━━ Entries shown ━━

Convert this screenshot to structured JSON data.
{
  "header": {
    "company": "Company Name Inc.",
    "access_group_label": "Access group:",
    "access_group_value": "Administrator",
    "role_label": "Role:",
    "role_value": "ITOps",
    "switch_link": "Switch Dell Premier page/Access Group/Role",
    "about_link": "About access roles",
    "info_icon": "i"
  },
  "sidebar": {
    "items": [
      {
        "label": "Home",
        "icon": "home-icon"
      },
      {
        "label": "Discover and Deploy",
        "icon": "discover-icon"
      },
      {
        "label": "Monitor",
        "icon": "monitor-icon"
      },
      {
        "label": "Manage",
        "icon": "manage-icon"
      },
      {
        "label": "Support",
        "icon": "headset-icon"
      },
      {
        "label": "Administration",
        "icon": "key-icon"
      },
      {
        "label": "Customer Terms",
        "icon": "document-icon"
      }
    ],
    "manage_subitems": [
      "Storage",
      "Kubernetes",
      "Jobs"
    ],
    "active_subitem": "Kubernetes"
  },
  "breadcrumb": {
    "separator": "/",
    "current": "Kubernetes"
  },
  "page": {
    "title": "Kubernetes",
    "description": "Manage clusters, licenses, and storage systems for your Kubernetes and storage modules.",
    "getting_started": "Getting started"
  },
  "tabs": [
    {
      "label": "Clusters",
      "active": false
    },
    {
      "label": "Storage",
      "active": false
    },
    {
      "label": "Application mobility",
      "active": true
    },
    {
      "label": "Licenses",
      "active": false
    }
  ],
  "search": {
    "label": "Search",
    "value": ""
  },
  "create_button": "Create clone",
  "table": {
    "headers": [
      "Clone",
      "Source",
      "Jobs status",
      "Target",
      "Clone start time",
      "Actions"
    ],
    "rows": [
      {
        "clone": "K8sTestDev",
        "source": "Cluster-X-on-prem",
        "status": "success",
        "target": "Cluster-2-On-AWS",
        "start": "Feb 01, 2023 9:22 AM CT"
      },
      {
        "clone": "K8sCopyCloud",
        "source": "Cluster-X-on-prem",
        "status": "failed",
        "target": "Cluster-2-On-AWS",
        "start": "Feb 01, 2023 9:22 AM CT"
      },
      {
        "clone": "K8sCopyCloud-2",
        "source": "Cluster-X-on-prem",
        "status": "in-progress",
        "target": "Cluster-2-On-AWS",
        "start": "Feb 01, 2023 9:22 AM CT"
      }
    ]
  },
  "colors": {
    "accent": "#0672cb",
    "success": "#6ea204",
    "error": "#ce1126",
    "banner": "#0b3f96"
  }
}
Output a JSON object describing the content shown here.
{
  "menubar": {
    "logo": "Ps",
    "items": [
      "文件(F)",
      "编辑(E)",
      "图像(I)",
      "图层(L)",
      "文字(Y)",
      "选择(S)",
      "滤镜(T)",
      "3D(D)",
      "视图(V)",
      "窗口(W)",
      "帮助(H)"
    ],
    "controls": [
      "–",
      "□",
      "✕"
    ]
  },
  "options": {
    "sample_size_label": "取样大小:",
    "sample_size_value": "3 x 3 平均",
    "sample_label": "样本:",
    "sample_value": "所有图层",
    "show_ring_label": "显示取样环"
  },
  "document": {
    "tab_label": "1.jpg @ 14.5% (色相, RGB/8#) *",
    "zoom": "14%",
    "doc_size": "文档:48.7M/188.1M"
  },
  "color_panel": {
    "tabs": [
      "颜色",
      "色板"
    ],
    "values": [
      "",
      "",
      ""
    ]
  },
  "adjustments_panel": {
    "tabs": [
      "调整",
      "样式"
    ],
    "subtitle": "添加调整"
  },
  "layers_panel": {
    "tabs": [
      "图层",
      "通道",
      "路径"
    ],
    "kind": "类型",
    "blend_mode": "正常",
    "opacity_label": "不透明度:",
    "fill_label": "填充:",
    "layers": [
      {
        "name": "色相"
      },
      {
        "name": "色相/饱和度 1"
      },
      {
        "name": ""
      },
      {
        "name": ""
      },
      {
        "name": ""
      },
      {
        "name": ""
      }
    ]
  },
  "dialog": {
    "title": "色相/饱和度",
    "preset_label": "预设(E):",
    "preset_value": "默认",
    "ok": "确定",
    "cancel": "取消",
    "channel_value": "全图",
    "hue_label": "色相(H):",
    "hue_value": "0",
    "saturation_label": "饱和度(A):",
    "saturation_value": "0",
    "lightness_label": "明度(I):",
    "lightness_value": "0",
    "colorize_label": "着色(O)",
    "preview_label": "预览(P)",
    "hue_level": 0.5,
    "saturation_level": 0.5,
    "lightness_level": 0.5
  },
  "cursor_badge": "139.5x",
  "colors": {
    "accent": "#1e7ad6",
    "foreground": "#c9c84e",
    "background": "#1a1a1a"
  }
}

━━━

| Problem to work on |
Retype all of the material above with every character intact.

| Response below |
Convert this screenshot to structured JSON data.
{
  "header": {
    "company": "Company Name Inc.",
    "access_group_label": "Access group:",
    "access_group_value": "Administrator",
    "role_label": "Role:",
    "role_value": "ITOps",
    "switch_link": "Switch Dell Premier page/Access Group/Role",
    "about_link": "About access roles",
    "info_icon": "i"
  },
  "sidebar": {
    "items": [
      {
        "label": "Home",
        "icon": "home-icon"
      },
      {
        "label": "Discover and Deploy",
        "icon": "discover-icon"
      },
      {
        "label": "Monitor",
        "icon": "monitor-icon"
      },
      {
        "label": "Manage",
        "icon": "manage-icon"
      },
      {
        "label": "Support",
        "icon": "headset-icon"
      },
      {
        "label": "Administration",
        "icon": "key-icon"
      },
      {
        "label": "Customer Terms",
        "icon": "document-icon"
      }
    ],
    "manage_subitems": [
      "Storage",
      "Kubernetes",
      "Jobs"
    ],
    "active_subitem": "Kubernetes"
  },
  "breadcrumb": {
    "separator": "/",
    "current": "Kubernetes"
  },
  "page": {
    "title": "Kubernetes",
    "description": "Manage clusters, licenses, and storage systems for your Kubernetes and storage modules.",
    "getting_started": "Getting started"
  },
  "tabs": [
    {
      "label": "Clusters",
      "active": false
    },
    {
      "label": "Storage",
      "active": false
    },
    {
      "label": "Application mobility",
      "active": true
    },
    {
      "label": "Licenses",
      "active": false
    }
  ],
  "search": {
    "label": "Search",
    "value": ""
  },
  "create_button": "Create clone",
  "table": {
    "headers": [
      "Clone",
      "Source",
      "Jobs status",
      "Target",
      "Clone start time",
      "Actions"
    ],
    "rows": [
      {
        "clone": "K8sTestDev",
        "source": "Cluster-X-on-prem",
        "status": "success",
        "target": "Cluster-2-On-AWS",
        "start": "Feb 01, 2023 9:22 AM CT"
      },
      {
        "clone": "K8sCopyCloud",
        "source": "Cluster-X-on-prem",
        "status": "failed",
        "target": "Cluster-2-On-AWS",
        "start": "Feb 01, 2023 9:22 AM CT"
      },
      {
        "clone": "K8sCopyCloud-2",
        "source": "Cluster-X-on-prem",
        "status": "in-progress",
        "target": "Cluster-2-On-AWS",
        "start": "Feb 01, 2023 9:22 AM CT"
      }
    ]
  },
  "colors": {
    "accent": "#0672cb",
    "success": "#6ea204",
    "error": "#ce1126",
    "banner": "#0b3f96"
  }
}
Output a JSON object describing the content shown here.
{
  "menubar": {
    "logo": "Ps",
    "items": [
      "文件(F)",
      "编辑(E)",
      "图像(I)",
      "图层(L)",
      "文字(Y)",
      "选择(S)",
      "滤镜(T)",
      "3D(D)",
      "视图(V)",
      "窗口(W)",
      "帮助(H)"
    ],
    "controls": [
      "–",
      "□",
      "✕"
    ]
  },
  "options": {
    "sample_size_label": "取样大小:",
    "sample_size_value": "3 x 3 平均",
    "sample_label": "样本:",
    "sample_value": "所有图层",
    "show_ring_label": "显示取样环"
  },
  "document": {
    "tab_label": "1.jpg @ 14.5% (色相, RGB/8#) *",
    "zoom": "14%",
    "doc_size": "文档:48.7M/188.1M"
  },
  "color_panel": {
    "tabs": [
      "颜色",
      "色板"
    ],
    "values": [
      "",
      "",
      ""
    ]
  },
  "adjustments_panel": {
    "tabs": [
      "调整",
      "样式"
    ],
    "subtitle": "添加调整"
  },
  "layers_panel": {
    "tabs": [
      "图层",
      "通道",
      "路径"
    ],
    "kind": "类型",
    "blend_mode": "正常",
    "opacity_label": "不透明度:",
    "fill_label": "填充:",
    "layers": [
      {
        "name": "色相"
      },
      {
        "name": "色相/饱和度 1"
      },
      {
        "name": ""
      },
      {
        "name": ""
      },
      {
        "name": ""
      },
      {
        "name": ""
      }
    ]
  },
  "dialog": {
    "title": "色相/饱和度",
    "preset_label": "预设(E):",
    "preset_value": "默认",
    "ok": "确定",
    "cancel": "取消",
    "channel_value": "全图",
    "hue_label": "色相(H):",
    "hue_value": "0",
    "saturation_label": "饱和度(A):",
    "saturation_value": "0",
    "lightness_label": "明度(I):",
    "lightness_value": "0",
    "colorize_label": "着色(O)",
    "preview_label": "预览(P)",
    "hue_level": 0.5,
    "saturation_level": 0.5,
    "lightness_level": 0.5
  },
  "cursor_badge": "139.5x",
  "colors": {
    "accent": "#1e7ad6",
    "foreground": "#c9c84e",
    "background": "#1a1a1a"
  }
}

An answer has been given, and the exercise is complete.